____ RECORDS TO PROCESS
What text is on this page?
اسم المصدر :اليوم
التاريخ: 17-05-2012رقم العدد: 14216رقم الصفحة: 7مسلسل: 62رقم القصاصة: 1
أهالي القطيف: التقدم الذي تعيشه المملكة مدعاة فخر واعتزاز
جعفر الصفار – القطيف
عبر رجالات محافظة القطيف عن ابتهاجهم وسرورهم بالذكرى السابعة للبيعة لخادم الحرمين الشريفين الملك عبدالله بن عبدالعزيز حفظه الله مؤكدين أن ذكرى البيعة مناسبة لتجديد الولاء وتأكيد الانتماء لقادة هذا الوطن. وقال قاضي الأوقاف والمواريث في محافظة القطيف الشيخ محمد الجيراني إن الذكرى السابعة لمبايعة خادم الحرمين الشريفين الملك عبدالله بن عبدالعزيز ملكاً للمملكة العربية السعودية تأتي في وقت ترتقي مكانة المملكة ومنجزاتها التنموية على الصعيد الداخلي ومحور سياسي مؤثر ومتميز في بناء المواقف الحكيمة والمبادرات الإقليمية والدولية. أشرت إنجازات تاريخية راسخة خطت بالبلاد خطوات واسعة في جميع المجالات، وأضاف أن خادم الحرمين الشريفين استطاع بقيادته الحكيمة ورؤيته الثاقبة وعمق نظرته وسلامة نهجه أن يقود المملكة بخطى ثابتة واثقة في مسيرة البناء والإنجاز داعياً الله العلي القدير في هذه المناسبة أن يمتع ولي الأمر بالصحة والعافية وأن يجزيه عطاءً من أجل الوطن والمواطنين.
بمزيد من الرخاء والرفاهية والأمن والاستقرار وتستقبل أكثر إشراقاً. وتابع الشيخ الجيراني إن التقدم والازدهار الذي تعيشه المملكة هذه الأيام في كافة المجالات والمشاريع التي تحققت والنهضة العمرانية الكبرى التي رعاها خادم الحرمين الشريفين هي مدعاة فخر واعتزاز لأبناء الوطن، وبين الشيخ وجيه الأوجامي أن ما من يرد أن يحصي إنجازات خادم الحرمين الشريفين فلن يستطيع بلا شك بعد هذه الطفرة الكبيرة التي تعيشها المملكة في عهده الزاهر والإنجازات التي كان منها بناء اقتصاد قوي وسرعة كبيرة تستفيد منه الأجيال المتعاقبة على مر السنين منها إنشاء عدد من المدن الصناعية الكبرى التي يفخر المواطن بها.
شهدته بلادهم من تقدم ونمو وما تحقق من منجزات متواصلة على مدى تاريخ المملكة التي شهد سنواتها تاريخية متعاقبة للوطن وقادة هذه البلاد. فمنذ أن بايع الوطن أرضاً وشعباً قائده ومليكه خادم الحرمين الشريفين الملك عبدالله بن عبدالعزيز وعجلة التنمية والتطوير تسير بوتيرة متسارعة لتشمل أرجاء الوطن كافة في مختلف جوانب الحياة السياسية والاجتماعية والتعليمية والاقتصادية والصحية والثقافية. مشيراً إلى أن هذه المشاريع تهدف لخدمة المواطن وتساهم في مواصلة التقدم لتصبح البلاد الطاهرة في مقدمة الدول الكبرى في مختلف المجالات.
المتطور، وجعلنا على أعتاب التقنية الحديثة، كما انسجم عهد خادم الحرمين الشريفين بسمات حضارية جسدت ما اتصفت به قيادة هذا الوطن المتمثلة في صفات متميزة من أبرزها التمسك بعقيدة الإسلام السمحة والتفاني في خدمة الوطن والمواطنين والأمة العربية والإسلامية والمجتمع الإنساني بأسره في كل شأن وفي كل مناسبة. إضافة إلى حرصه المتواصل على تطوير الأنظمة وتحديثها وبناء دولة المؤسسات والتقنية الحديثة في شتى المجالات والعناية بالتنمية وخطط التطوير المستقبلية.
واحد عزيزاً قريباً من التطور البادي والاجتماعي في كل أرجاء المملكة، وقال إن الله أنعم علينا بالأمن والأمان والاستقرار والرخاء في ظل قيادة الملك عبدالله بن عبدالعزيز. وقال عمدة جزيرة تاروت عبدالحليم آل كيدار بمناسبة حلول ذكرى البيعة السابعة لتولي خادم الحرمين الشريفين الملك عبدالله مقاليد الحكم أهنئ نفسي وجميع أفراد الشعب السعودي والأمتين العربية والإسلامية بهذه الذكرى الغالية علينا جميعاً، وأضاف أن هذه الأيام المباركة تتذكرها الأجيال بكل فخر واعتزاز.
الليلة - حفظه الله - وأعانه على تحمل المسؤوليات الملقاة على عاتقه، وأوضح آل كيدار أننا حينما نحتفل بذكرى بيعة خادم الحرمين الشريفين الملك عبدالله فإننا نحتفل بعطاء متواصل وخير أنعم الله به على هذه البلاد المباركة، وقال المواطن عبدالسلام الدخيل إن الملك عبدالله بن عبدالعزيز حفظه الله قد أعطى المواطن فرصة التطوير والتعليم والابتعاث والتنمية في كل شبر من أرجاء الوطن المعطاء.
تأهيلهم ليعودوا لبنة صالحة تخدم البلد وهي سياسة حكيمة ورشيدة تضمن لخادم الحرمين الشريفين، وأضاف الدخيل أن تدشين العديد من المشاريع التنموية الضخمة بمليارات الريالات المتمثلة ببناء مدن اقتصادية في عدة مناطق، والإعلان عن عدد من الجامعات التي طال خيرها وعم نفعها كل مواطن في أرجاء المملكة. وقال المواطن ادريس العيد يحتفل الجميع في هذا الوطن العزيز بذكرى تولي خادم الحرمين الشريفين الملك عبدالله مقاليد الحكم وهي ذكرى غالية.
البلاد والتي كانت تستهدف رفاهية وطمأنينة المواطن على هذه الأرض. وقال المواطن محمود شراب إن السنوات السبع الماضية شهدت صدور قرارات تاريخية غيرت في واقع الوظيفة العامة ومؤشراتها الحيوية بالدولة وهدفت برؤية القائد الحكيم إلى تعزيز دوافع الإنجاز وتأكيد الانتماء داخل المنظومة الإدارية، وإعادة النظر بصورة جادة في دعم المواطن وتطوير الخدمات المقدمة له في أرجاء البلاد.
________
(STATED GOAL) Above are the records; copy all of them exactly.

(SOLUTION TO THE EXERCISE)
What text is on this page?
اسم المصدر :اليوم
التاريخ: 17-05-2012رقم العدد: 14216رقم الصفحة: 7مسلسل: 62رقم القصاصة: 1
أهالي القطيف: التقدم الذي تعيشه المملكة مدعاة فخر واعتزاز
جعفر الصفار – القطيف
عبر رجالات محافظة القطيف عن ابتهاجهم وسرورهم بالذكرى السابعة للبيعة لخادم الحرمين الشريفين الملك عبدالله بن عبدالعزيز حفظه الله مؤكدين أن ذكرى البيعة مناسبة لتجديد الولاء وتأكيد الانتماء لقادة هذا الوطن. وقال قاضي الأوقاف والمواريث في محافظة القطيف الشيخ محمد الجيراني إن الذكرى السابعة لمبايعة خادم الحرمين الشريفين الملك عبدالله بن عبدالعزيز ملكاً للمملكة العربية السعودية تأتي في وقت ترتقي مكانة المملكة ومنجزاتها التنموية على الصعيد الداخلي ومحور سياسي مؤثر ومتميز في بناء المواقف الحكيمة والمبادرات الإقليمية والدولية. أشرت إنجازات تاريخية راسخة خطت بالبلاد خطوات واسعة في جميع المجالات، وأضاف أن خادم الحرمين الشريفين استطاع بقيادته الحكيمة ورؤيته الثاقبة وعمق نظرته وسلامة نهجه أن يقود المملكة بخطى ثابتة واثقة في مسيرة البناء والإنجاز داعياً الله العلي القدير في هذه المناسبة أن يمتع ولي الأمر بالصحة والعافية وأن يجزيه عطاءً من أجل الوطن والمواطنين.
بمزيد من الرخاء والرفاهية والأمن والاستقرار وتستقبل أكثر إشراقاً. وتابع الشيخ الجيراني إن التقدم والازدهار الذي تعيشه المملكة هذه الأيام في كافة المجالات والمشاريع التي تحققت والنهضة العمرانية الكبرى التي رعاها خادم الحرمين الشريفين هي مدعاة فخر واعتزاز لأبناء الوطن، وبين الشيخ وجيه الأوجامي أن ما من يرد أن يحصي إنجازات خادم الحرمين الشريفين فلن يستطيع بلا شك بعد هذه الطفرة الكبيرة التي تعيشها المملكة في عهده الزاهر والإنجازات التي كان منها بناء اقتصاد قوي وسرعة كبيرة تستفيد منه الأجيال المتعاقبة على مر السنين منها إنشاء عدد من المدن الصناعية الكبرى التي يفخر المواطن بها.
شهدته بلادهم من تقدم ونمو وما تحقق من منجزات متواصلة على مدى تاريخ المملكة التي شهد سنواتها تاريخية متعاقبة للوطن وقادة هذه البلاد. فمنذ أن بايع الوطن أرضاً وشعباً قائده ومليكه خادم الحرمين الشريفين الملك عبدالله بن عبدالعزيز وعجلة التنمية والتطوير تسير بوتيرة متسارعة لتشمل أرجاء الوطن كافة في مختلف جوانب الحياة السياسية والاجتماعية والتعليمية والاقتصادية والصحية والثقافية. مشيراً إلى أن هذه المشاريع تهدف لخدمة المواطن وتساهم في مواصلة التقدم لتصبح البلاد الطاهرة في مقدمة الدول الكبرى في مختلف المجالات.
المتطور، وجعلنا على أعتاب التقنية الحديثة، كما انسجم عهد خادم الحرمين الشريفين بسمات حضارية جسدت ما اتصفت به قيادة هذا الوطن المتمثلة في صفات متميزة من أبرزها التمسك بعقيدة الإسلام السمحة والتفاني في خدمة الوطن والمواطنين والأمة العربية والإسلامية والمجتمع الإنساني بأسره في كل شأن وفي كل مناسبة. إضافة إلى حرصه المتواصل على تطوير الأنظمة وتحديثها وبناء دولة المؤسسات والتقنية الحديثة في شتى المجالات والعناية بالتنمية وخطط التطوير المستقبلية.
واحد عزيزاً قريباً من التطور البادي والاجتماعي في كل أرجاء المملكة، وقال إن الله أنعم علينا بالأمن والأمان والاستقرار والرخاء في ظل قيادة الملك عبدالله بن عبدالعزيز. وقال عمدة جزيرة تاروت عبدالحليم آل كيدار بمناسبة حلول ذكرى البيعة السابعة لتولي خادم الحرمين الشريفين الملك عبدالله مقاليد الحكم أهنئ نفسي وجميع أفراد الشعب السعودي والأمتين العربية والإسلامية بهذه الذكرى الغالية علينا جميعاً، وأضاف أن هذه الأيام المباركة تتذكرها الأجيال بكل فخر واعتزاز.
الليلة - حفظه الله - وأعانه على تحمل المسؤوليات الملقاة على عاتقه، وأوضح آل كيدار أننا حينما نحتفل بذكرى بيعة خادم الحرمين الشريفين الملك عبدالله فإننا نحتفل بعطاء متواصل وخير أنعم الله به على هذه البلاد المباركة، وقال المواطن عبدالسلام الدخيل إن الملك عبدالله بن عبدالعزيز حفظه الله قد أعطى المواطن فرصة التطوير والتعليم والابتعاث والتنمية في كل شبر من أرجاء الوطن المعطاء.
تأهيلهم ليعودوا لبنة صالحة تخدم البلد وهي سياسة حكيمة ورشيدة تضمن لخادم الحرمين الشريفين، وأضاف الدخيل أن تدشين العديد من المشاريع التنموية الضخمة بمليارات الريالات المتمثلة ببناء مدن اقتصادية في عدة مناطق، والإعلان عن عدد من الجامعات التي طال خيرها وعم نفعها كل مواطن في أرجاء المملكة. وقال المواطن ادريس العيد يحتفل الجميع في هذا الوطن العزيز بذكرى تولي خادم الحرمين الشريفين الملك عبدالله مقاليد الحكم وهي ذكرى غالية.
البلاد والتي كانت تستهدف رفاهية وطمأنينة المواطن على هذه الأرض. وقال المواطن محمود شراب إن السنوات السبع الماضية شهدت صدور قرارات تاريخية غيرت في واقع الوظيفة العامة ومؤشراتها الحيوية بالدولة وهدفت برؤية القائد الحكيم إلى تعزيز دوافع الإنجاز وتأكيد الانتماء داخل المنظومة الإدارية، وإعادة النظر بصورة جادة في دعم المواطن وتطوير الخدمات المقدمة له في أرجاء البلاد.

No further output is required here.